(Prompt)
Using the data below, copy every line that contains the word "esse".

(Material for the task)

______

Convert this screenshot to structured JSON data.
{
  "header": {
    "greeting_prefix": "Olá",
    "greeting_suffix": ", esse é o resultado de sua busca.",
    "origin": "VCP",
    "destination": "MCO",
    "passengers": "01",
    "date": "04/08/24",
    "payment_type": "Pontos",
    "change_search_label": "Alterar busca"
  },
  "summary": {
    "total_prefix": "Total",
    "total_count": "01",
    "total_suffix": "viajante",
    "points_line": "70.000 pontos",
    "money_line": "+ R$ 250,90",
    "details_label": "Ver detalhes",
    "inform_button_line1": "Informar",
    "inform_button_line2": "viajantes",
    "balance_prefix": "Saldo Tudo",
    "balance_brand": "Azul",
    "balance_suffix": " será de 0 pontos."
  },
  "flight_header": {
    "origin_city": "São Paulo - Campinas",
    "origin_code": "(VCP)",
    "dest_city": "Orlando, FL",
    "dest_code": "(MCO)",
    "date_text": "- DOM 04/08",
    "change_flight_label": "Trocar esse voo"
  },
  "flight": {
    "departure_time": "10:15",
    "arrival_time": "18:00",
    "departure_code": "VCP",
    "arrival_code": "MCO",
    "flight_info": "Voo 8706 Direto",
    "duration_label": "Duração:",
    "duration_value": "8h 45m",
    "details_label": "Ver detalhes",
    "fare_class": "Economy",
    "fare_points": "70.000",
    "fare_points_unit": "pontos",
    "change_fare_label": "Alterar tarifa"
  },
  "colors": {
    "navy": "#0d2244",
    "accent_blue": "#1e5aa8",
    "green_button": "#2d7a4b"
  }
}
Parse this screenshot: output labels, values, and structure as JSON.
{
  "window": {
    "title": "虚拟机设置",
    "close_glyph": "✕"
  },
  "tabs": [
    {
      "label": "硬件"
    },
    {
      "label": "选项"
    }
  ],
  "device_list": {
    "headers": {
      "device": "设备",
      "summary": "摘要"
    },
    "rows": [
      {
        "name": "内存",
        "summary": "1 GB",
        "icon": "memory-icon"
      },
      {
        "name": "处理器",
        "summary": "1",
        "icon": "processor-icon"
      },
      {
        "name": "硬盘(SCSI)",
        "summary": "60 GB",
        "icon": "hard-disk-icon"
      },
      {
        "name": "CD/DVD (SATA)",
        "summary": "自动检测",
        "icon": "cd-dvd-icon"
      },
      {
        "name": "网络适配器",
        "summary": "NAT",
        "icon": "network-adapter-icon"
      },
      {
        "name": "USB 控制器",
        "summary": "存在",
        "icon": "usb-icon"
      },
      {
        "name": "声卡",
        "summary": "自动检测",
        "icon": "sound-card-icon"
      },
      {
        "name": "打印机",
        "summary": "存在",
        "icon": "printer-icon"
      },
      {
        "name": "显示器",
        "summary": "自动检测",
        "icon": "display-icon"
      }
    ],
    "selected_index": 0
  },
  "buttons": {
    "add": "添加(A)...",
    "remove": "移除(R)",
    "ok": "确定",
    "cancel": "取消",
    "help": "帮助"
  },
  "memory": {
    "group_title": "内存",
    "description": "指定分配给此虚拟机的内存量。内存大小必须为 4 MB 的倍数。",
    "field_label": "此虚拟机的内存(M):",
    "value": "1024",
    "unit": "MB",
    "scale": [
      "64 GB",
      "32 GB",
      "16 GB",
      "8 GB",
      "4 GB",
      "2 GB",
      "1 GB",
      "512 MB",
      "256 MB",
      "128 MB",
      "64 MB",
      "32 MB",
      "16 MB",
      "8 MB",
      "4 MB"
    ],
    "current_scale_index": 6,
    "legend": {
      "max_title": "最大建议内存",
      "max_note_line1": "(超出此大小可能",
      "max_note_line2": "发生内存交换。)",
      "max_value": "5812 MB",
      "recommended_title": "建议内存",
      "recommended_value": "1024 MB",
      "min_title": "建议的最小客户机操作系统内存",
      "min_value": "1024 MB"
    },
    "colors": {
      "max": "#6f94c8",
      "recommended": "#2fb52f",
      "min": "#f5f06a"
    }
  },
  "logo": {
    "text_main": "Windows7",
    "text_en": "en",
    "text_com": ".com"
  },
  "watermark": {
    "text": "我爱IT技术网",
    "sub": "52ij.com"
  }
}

______

(Completed exercise)
    "greeting_suffix": ", esse é o resultado de sua busca.",
    "change_flight_label": "Trocar esse voo"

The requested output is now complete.